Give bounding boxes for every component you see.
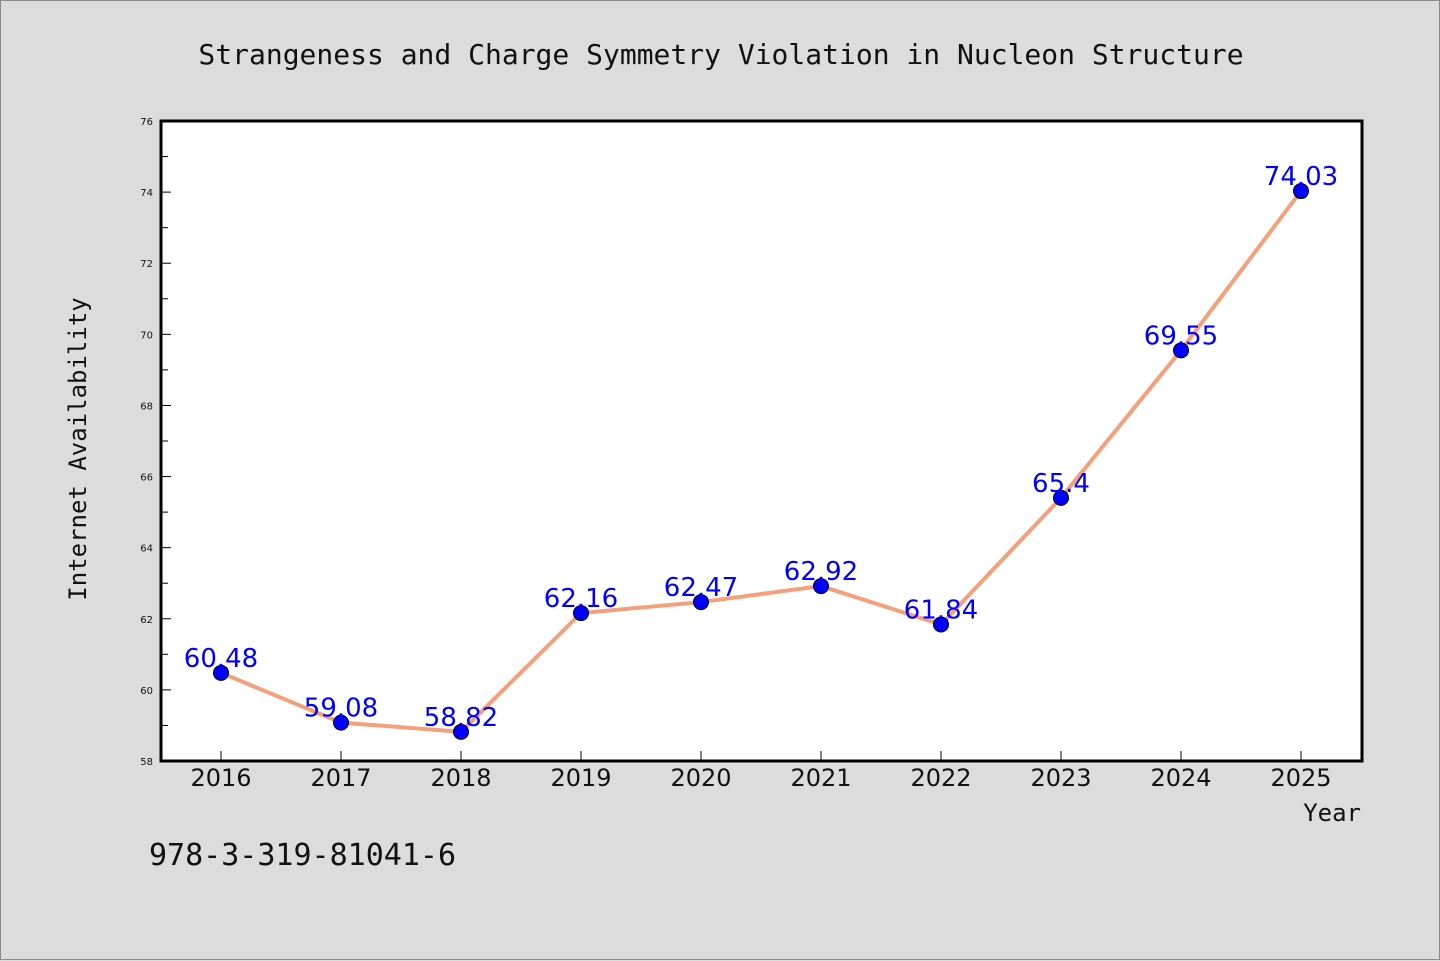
x-tick-label: 2024: [1150, 764, 1211, 792]
y-tick-label: 60: [140, 686, 153, 697]
data-label: 60.48: [184, 644, 258, 674]
x-tick-label: 2021: [790, 764, 851, 792]
x-tick-label: 2020: [670, 764, 731, 792]
x-tick-label: 2018: [430, 764, 491, 792]
data-point: [813, 578, 829, 595]
y-axis-label: Internet Availability: [64, 297, 92, 600]
data-point: [1053, 489, 1069, 506]
y-tick-label: 68: [140, 401, 153, 412]
x-axis-label: Year: [1303, 799, 1361, 827]
chart-title: Strangeness and Charge Symmetry Violatio…: [198, 38, 1243, 71]
data-label: 65.4: [1032, 469, 1090, 499]
x-tick-label: 2019: [550, 764, 611, 792]
data-label: 62.92: [784, 557, 858, 587]
data-point: [333, 714, 349, 731]
data-point: [213, 664, 229, 681]
x-tick-label: 2016: [190, 764, 251, 792]
y-tick-label: 76: [140, 117, 153, 128]
data-label: 74.03: [1264, 162, 1338, 192]
x-tick-label: 2022: [910, 764, 971, 792]
data-point: [693, 594, 709, 611]
y-axis-ticks: 58 60 62 64 66 68 70 72 74 76: [140, 117, 171, 768]
series-group: 60.48 59.08 58.82 62.16 62.47 62.92 61.84 65.4 6…: [184, 162, 1338, 740]
x-tick-label: 2025: [1270, 764, 1331, 792]
data-point: [933, 616, 949, 633]
series-line: [220, 189, 1303, 734]
y-tick-label: 72: [140, 259, 153, 270]
x-axis-ticks: 2016 2017 2018 2019 2020 2021 2022 2023 2024 2025: [190, 751, 1332, 792]
y-tick-label: 58: [140, 757, 153, 768]
y-tick-label: 62: [140, 615, 153, 626]
data-point: [453, 723, 469, 740]
data-point: [1293, 183, 1309, 200]
data-label: 61.84: [904, 595, 978, 625]
data-label: 62.16: [544, 584, 618, 614]
data-label: 62.47: [664, 573, 738, 603]
data-label: 59.08: [304, 694, 378, 724]
isbn-footnote: 978-3-319-81041-6: [149, 838, 456, 873]
y-tick-label: 64: [140, 544, 153, 555]
data-label: 69.55: [1144, 321, 1218, 351]
data-point: [1173, 342, 1189, 359]
y-tick-label: 70: [140, 330, 153, 341]
plot-area: [159, 119, 1364, 763]
data-point: [573, 605, 589, 622]
x-tick-label: 2023: [1030, 764, 1091, 792]
data-label: 58.82: [424, 703, 498, 733]
y-tick-label: 74: [140, 188, 153, 199]
y-tick-label: 66: [140, 473, 153, 484]
x-tick-label: 2017: [310, 764, 371, 792]
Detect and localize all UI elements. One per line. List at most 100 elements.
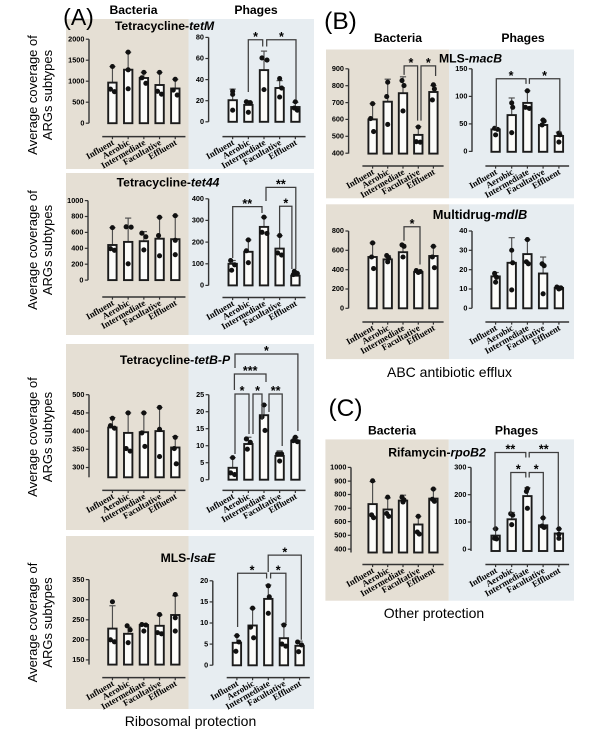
- - -
YOUR ASSIGNMENT - What you return should match the records above word for word, minus the pictures.

WRITTEN REPLY -
Give bounding boxes for every component you see.
x-tick-label: 2024: [1150, 764, 1211, 792]
y-tick-label: 60: [140, 686, 153, 697]
data-label: 60.48: [184, 644, 258, 674]
x-tick-label: 2021: [790, 764, 851, 792]
x-tick-label: 2020: [670, 764, 731, 792]
x-tick-label: 2018: [430, 764, 491, 792]
data-point: [813, 578, 829, 595]
y-axis-label: Internet Availability: [64, 297, 92, 600]
data-point: [1053, 489, 1069, 506]
y-tick-label: 68: [140, 401, 153, 412]
x-axis-label: Year: [1303, 799, 1361, 827]
chart-title: Strangeness and Charge Symmetry Violatio…: [198, 38, 1243, 71]
data-label: 65.4: [1032, 469, 1090, 499]
x-tick-label: 2019: [550, 764, 611, 792]
data-label: 62.92: [784, 557, 858, 587]
data-point: [333, 714, 349, 731]
data-point: [213, 664, 229, 681]
x-tick-label: 2016: [190, 764, 251, 792]
y-tick-label: 76: [140, 117, 153, 128]
data-label: 74.03: [1264, 162, 1338, 192]
x-tick-label: 2022: [910, 764, 971, 792]
data-point: [693, 594, 709, 611]
y-axis-ticks: 58 60 62 64 66 68 70 72 74 76: [140, 117, 171, 768]
series-group: 60.48 59.08 58.82 62.16 62.47 62.92 61.84 65.4 6…: [184, 162, 1338, 740]
x-tick-label: 2025: [1270, 764, 1331, 792]
data-point: [933, 616, 949, 633]
series-line: [220, 189, 1303, 734]
y-tick-label: 72: [140, 259, 153, 270]
x-axis-ticks: 2016 2017 2018 2019 2020 2021 2022 2023 2024 2025: [190, 751, 1332, 792]
y-tick-label: 58: [140, 757, 153, 768]
y-tick-label: 62: [140, 615, 153, 626]
data-point: [453, 723, 469, 740]
data-point: [1293, 183, 1309, 200]
data-label: 61.84: [904, 595, 978, 625]
data-label: 62.16: [544, 584, 618, 614]
data-label: 62.47: [664, 573, 738, 603]
data-label: 59.08: [304, 694, 378, 724]
isbn-footnote: 978-3-319-81041-6: [149, 838, 456, 873]
y-tick-label: 64: [140, 544, 153, 555]
data-label: 69.55: [1144, 321, 1218, 351]
data-point: [1173, 342, 1189, 359]
y-tick-label: 70: [140, 330, 153, 341]
plot-area: [159, 119, 1364, 763]
data-point: [573, 605, 589, 622]
x-tick-label: 2023: [1030, 764, 1091, 792]
data-label: 58.82: [424, 703, 498, 733]
y-tick-label: 74: [140, 188, 153, 199]
y-tick-label: 66: [140, 473, 153, 484]
x-tick-label: 2017: [310, 764, 371, 792]
Detect and localize all UI elements. One per line. List at most 100 elements.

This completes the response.